◆ WHAT YOU HAVE TO DO:
Transcribe the records below exactly.

◆ Stored data entries:
○ ○ ○ ○

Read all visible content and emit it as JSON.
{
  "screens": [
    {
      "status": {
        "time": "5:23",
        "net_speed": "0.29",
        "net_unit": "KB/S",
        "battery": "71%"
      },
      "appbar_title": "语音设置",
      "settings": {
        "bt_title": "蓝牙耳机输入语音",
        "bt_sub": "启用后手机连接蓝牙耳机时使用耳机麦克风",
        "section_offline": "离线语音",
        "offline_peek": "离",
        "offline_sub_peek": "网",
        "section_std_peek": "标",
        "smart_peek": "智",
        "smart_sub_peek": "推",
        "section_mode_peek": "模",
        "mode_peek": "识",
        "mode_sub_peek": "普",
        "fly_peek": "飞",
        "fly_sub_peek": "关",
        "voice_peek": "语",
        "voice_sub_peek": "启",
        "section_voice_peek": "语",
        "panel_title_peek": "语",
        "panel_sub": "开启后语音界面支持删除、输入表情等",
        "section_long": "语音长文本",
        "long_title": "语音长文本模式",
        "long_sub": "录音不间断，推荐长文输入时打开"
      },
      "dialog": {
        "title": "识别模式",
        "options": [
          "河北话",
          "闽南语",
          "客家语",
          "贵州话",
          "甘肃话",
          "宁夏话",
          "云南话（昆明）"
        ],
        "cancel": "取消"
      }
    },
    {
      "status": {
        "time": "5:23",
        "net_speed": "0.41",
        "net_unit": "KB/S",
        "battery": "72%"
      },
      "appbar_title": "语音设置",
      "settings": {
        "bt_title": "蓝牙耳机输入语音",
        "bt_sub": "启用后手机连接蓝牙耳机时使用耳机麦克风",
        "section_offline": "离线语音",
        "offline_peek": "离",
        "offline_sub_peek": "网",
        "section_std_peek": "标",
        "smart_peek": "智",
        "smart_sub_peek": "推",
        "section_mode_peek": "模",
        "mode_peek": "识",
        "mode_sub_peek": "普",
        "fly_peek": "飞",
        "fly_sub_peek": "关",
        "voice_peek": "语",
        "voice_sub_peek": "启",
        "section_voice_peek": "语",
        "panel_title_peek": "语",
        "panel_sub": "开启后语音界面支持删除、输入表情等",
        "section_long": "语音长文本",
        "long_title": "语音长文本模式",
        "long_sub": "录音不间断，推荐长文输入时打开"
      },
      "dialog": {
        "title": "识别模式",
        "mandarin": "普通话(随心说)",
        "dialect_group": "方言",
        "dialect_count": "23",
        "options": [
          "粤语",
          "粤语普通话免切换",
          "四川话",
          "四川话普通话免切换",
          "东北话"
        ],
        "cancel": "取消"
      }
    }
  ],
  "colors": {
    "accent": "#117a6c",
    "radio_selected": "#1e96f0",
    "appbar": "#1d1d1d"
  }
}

○ ○ ○ ○

◆ RIGHT ANSWER:
Read all visible content and emit it as JSON.
{
  "screens": [
    {
      "status": {
        "time": "5:23",
        "net_speed": "0.29",
        "net_unit": "KB/S",
        "battery": "71%"
      },
      "appbar_title": "语音设置",
      "settings": {
        "bt_title": "蓝牙耳机输入语音",
        "bt_sub": "启用后手机连接蓝牙耳机时使用耳机麦克风",
        "section_offline": "离线语音",
        "offline_peek": "离",
        "offline_sub_peek": "网",
        "section_std_peek": "标",
        "smart_peek": "智",
        "smart_sub_peek": "推",
        "section_mode_peek": "模",
        "mode_peek": "识",
        "mode_sub_peek": "普",
        "fly_peek": "飞",
        "fly_sub_peek": "关",
        "voice_peek": "语",
        "voice_sub_peek": "启",
        "section_voice_peek": "语",
        "panel_title_peek": "语",
        "panel_sub": "开启后语音界面支持删除、输入表情等",
        "section_long": "语音长文本",
        "long_title": "语音长文本模式",
        "long_sub": "录音不间断，推荐长文输入时打开"
      },
      "dialog": {
        "title": "识别模式",
        "options": [
          "河北话",
          "闽南语",
          "客家语",
          "贵州话",
          "甘肃话",
          "宁夏话",
          "云南话（昆明）"
        ],
        "cancel": "取消"
      }
    },
    {
      "status": {
        "time": "5:23",
        "net_speed": "0.41",
        "net_unit": "KB/S",
        "battery": "72%"
      },
      "appbar_title": "语音设置",
      "settings": {
        "bt_title": "蓝牙耳机输入语音",
        "bt_sub": "启用后手机连接蓝牙耳机时使用耳机麦克风",
        "section_offline": "离线语音",
        "offline_peek": "离",
        "offline_sub_peek": "网",
        "section_std_peek": "标",
        "smart_peek": "智",
        "smart_sub_peek": "推",
        "section_mode_peek": "模",
        "mode_peek": "识",
        "mode_sub_peek": "普",
        "fly_peek": "飞",
        "fly_sub_peek": "关",
        "voice_peek": "语",
        "voice_sub_peek": "启",
        "section_voice_peek": "语",
        "panel_title_peek": "语",
        "panel_sub": "开启后语音界面支持删除、输入表情等",
        "section_long": "语音长文本",
        "long_title": "语音长文本模式",
        "long_sub": "录音不间断，推荐长文输入时打开"
      },
      "dialog": {
        "title": "识别模式",
        "mandarin": "普通话(随心说)",
        "dialect_group": "方言",
        "dialect_count": "23",
        "options": [
          "粤语",
          "粤语普通话免切换",
          "四川话",
          "四川话普通话免切换",
          "东北话"
        ],
        "cancel": "取消"
      }
    }
  ],
  "colors": {
    "accent": "#117a6c",
    "radio_selected": "#1e96f0",
    "appbar": "#1d1d1d"
  }
}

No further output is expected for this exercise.